— begin Extracted entries —

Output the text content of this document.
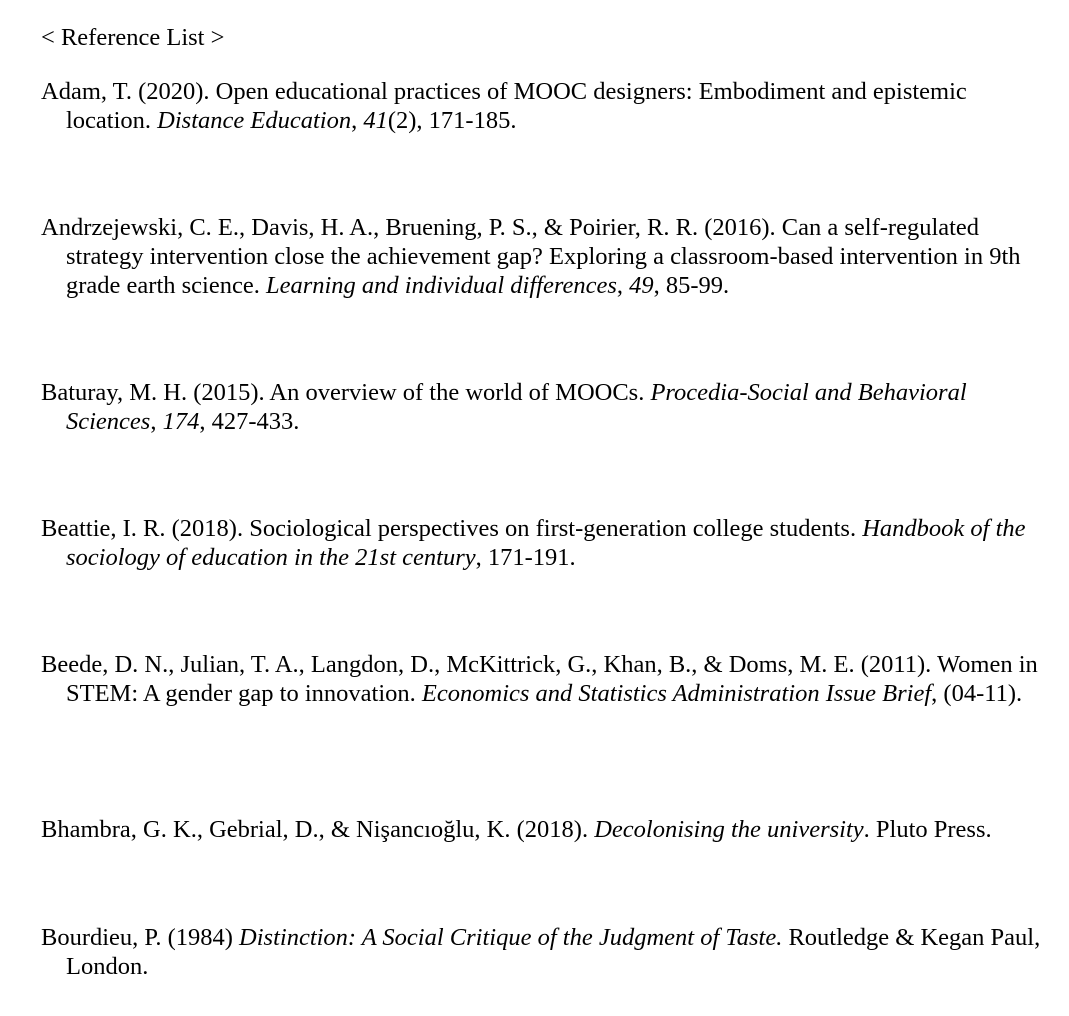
< Reference List >

Adam, T. (2020). Open educational practices of MOOC designers: Embodiment and epistemic location. Distance Education, 41(2), 171-185.

Andrzejewski, C. E., Davis, H. A., Bruening, P. S., & Poirier, R. R. (2016). Can a self-regulated strategy intervention close the achievement gap? Exploring a classroom-based intervention in 9th grade earth science. Learning and individual differences, 49, 85-99.

Baturay, M. H. (2015). An overview of the world of MOOCs. Procedia-Social and Behavioral Sciences, 174, 427-433.

Beattie, I. R. (2018). Sociological perspectives on first-generation college students. Handbook of the sociology of education in the 21st century, 171-191.

Beede, D. N., Julian, T. A., Langdon, D., McKittrick, G., Khan, B., & Doms, M. E. (2011). Women in STEM: A gender gap to innovation. Economics and Statistics Administration Issue Brief, (04-11).

Bhambra, G. K., Gebrial, D., & Nişancıoğlu, K. (2018). Decolonising the university. Pluto Press.

Bourdieu, P. (1984) Distinction: A Social Critique of the Judgment of Taste. Routledge & Kegan Paul, London.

— end Extracted entries —

## What to produce
Find all lines with "Social" in them and copy each one.

## Problem solution
Baturay, M. H. (2015). An overview of the world of MOOCs. Procedia-Social and Behavioral Sciences, 174, 427-433.
Bourdieu, P. (1984) Distinction: A Social Critique of the Judgment of Taste. Routledge & Kegan Paul, London.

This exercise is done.